Transcribe the records word for word, from the line with "price-axis-label: 1.2258 <box>905" up to and including the final line of the records.

Element placement data
**********
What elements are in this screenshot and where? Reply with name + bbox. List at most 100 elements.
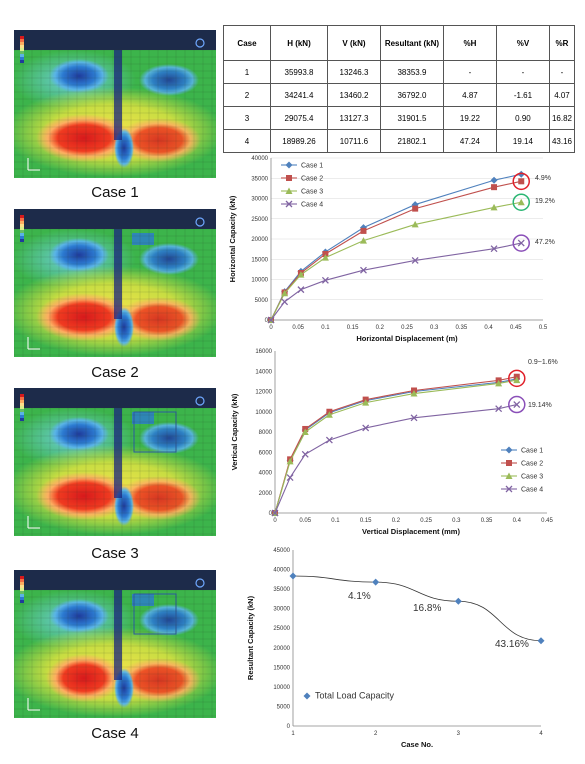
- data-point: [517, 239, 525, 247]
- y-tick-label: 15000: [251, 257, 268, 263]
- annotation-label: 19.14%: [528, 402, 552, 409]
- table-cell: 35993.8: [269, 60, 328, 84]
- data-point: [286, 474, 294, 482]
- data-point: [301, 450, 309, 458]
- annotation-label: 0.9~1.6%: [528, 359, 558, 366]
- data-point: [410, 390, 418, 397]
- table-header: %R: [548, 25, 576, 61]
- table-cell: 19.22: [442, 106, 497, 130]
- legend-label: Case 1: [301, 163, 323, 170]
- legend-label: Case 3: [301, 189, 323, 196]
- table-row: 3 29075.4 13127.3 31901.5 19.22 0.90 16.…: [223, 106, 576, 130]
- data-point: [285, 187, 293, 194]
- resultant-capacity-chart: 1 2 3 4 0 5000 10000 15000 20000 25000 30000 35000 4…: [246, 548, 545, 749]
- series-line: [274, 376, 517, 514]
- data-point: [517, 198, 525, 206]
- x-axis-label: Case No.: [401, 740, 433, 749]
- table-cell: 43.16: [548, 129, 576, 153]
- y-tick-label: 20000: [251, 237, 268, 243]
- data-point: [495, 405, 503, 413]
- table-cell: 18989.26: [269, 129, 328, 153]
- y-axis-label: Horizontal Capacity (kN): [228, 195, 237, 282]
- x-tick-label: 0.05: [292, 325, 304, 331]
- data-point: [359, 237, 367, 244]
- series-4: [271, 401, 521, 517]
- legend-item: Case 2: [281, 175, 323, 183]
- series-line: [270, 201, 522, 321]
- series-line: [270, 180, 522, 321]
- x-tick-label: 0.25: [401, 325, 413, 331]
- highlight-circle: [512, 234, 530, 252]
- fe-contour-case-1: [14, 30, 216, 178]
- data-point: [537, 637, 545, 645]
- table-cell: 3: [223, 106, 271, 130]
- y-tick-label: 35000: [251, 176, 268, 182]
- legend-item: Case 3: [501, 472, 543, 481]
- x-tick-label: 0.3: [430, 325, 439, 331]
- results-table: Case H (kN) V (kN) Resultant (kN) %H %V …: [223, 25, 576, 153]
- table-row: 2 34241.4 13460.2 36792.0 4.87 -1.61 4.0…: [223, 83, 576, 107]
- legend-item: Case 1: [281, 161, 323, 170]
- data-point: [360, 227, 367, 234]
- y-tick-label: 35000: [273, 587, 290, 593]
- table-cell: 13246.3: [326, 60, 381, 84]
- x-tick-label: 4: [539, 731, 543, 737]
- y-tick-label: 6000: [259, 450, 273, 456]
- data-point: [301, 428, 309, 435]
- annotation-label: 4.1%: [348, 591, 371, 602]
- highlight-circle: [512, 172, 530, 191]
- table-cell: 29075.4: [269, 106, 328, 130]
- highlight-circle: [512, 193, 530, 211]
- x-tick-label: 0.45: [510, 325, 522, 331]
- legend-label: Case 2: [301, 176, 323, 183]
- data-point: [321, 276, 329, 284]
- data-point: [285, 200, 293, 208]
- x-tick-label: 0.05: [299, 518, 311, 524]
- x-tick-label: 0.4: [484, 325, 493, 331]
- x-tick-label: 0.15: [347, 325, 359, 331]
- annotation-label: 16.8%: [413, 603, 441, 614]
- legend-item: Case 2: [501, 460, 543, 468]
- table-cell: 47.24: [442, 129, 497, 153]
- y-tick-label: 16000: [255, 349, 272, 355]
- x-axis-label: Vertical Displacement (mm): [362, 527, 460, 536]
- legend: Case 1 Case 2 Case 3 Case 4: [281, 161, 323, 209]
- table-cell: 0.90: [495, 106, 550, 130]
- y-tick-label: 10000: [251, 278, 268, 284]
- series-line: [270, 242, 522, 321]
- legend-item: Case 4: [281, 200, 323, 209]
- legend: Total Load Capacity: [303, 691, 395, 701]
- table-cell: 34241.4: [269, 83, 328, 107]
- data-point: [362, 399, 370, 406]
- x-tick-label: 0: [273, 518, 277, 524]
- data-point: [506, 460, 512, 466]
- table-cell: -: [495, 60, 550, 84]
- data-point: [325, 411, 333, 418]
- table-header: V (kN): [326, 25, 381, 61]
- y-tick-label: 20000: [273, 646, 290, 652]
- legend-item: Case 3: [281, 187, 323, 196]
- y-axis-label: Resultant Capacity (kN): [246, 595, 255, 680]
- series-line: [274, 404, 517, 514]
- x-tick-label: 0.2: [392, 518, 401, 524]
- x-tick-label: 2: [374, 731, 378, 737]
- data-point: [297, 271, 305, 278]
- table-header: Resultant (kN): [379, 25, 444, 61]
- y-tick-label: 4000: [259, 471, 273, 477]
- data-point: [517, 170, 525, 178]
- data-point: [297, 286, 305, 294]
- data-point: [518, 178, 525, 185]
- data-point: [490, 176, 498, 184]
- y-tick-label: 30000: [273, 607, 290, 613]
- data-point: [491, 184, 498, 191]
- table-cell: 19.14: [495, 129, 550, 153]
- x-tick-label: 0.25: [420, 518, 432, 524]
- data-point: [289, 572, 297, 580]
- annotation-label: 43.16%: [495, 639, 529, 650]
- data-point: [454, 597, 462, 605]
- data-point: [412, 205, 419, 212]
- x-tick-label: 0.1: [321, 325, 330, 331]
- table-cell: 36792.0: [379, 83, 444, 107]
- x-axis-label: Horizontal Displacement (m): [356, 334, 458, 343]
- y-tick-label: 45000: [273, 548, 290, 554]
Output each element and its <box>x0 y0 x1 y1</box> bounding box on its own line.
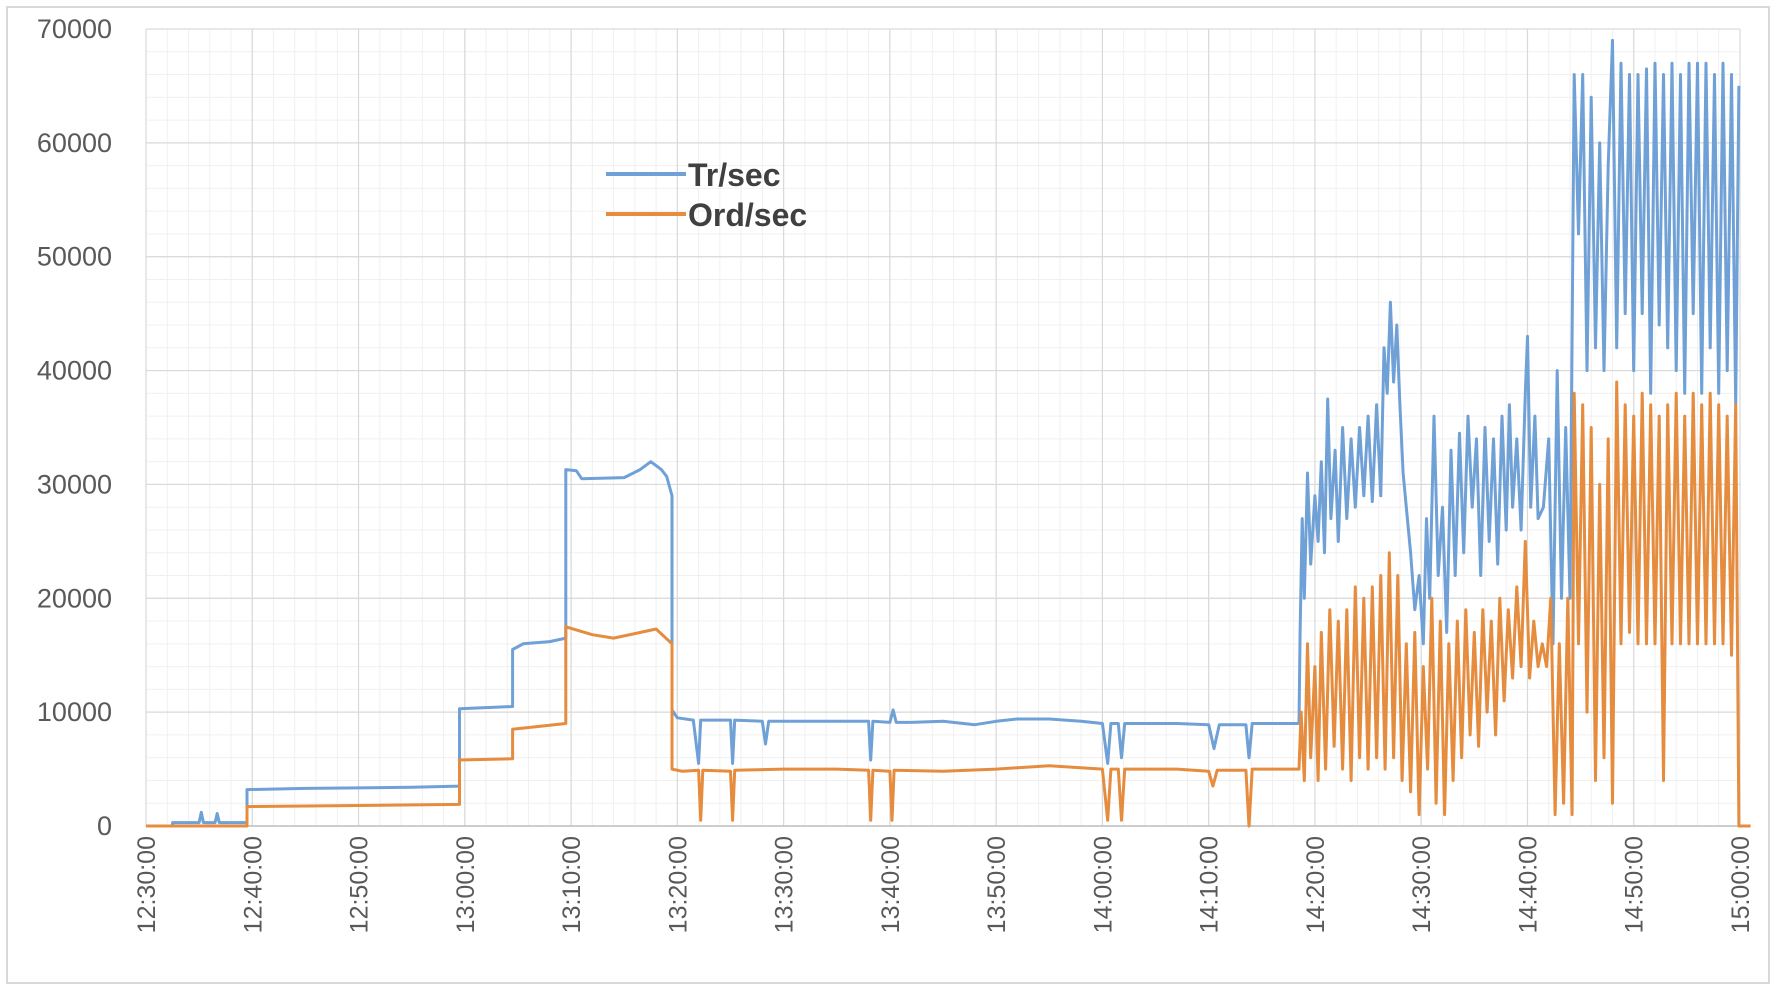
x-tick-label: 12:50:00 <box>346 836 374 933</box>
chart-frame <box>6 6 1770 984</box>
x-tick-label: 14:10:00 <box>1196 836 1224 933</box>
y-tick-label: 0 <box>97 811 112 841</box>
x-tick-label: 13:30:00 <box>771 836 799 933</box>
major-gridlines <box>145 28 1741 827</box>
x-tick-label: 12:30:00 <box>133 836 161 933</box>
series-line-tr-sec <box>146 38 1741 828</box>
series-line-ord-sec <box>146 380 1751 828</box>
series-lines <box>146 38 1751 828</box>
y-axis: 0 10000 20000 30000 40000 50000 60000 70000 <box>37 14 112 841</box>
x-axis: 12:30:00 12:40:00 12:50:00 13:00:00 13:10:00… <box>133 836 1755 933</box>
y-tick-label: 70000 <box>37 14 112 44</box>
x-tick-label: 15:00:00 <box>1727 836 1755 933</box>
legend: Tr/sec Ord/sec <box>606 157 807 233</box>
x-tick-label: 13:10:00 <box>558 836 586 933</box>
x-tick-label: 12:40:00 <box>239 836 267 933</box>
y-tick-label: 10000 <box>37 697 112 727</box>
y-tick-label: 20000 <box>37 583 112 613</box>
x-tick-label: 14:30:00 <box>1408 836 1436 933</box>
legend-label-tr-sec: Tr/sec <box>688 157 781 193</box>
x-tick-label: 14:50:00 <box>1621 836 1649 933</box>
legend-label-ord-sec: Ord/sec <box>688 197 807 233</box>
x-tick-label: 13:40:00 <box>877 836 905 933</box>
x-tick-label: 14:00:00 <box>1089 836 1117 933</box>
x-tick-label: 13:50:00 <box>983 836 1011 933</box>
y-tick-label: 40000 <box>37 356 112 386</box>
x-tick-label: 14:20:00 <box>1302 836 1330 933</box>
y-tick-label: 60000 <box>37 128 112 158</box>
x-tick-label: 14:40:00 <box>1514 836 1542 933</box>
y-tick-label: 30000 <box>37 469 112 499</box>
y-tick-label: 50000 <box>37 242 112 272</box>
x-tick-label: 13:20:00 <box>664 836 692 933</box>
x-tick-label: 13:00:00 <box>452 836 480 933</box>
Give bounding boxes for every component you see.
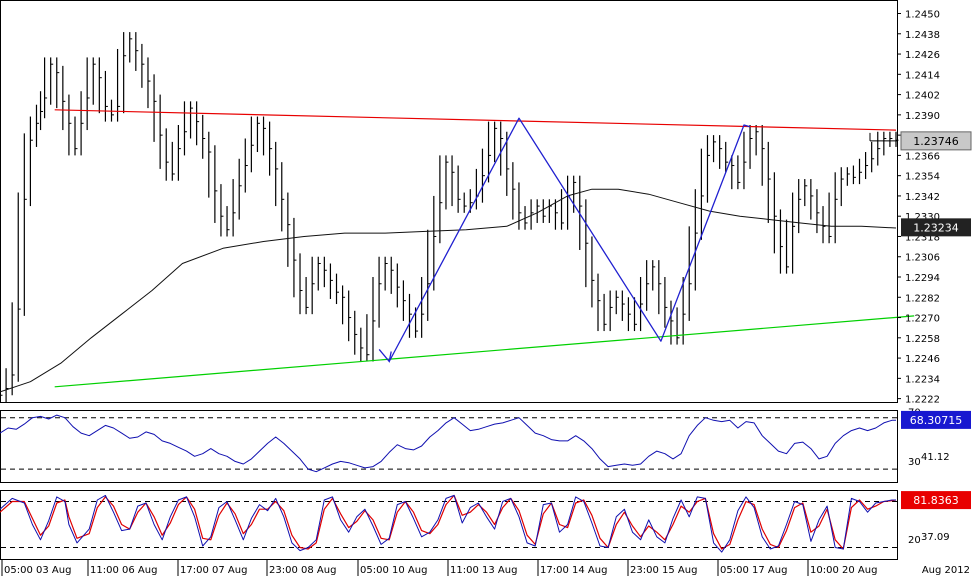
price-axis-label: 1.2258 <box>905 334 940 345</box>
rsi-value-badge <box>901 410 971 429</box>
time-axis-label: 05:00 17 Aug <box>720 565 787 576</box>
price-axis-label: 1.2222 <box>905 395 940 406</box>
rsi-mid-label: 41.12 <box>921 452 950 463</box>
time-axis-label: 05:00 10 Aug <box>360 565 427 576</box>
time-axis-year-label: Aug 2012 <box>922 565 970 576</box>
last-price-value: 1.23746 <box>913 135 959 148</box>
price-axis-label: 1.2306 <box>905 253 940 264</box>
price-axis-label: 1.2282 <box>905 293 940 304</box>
**********
Expected answer =>
price-axis-label: 1.2258 <box>905 334 940 345</box>
rsi-value-badge <box>901 410 971 429</box>
time-axis-label: 05:00 17 Aug <box>720 565 787 576</box>
price-axis-label: 1.2222 <box>905 395 940 406</box>
rsi-mid-label: 41.12 <box>921 452 950 463</box>
time-axis-label: 05:00 10 Aug <box>360 565 427 576</box>
time-axis-year-label: Aug 2012 <box>922 565 970 576</box>
last-price-value: 1.23746 <box>913 135 959 148</box>
price-axis-label: 1.2306 <box>905 253 940 264</box>
price-axis-label: 1.2282 <box>905 293 940 304</box>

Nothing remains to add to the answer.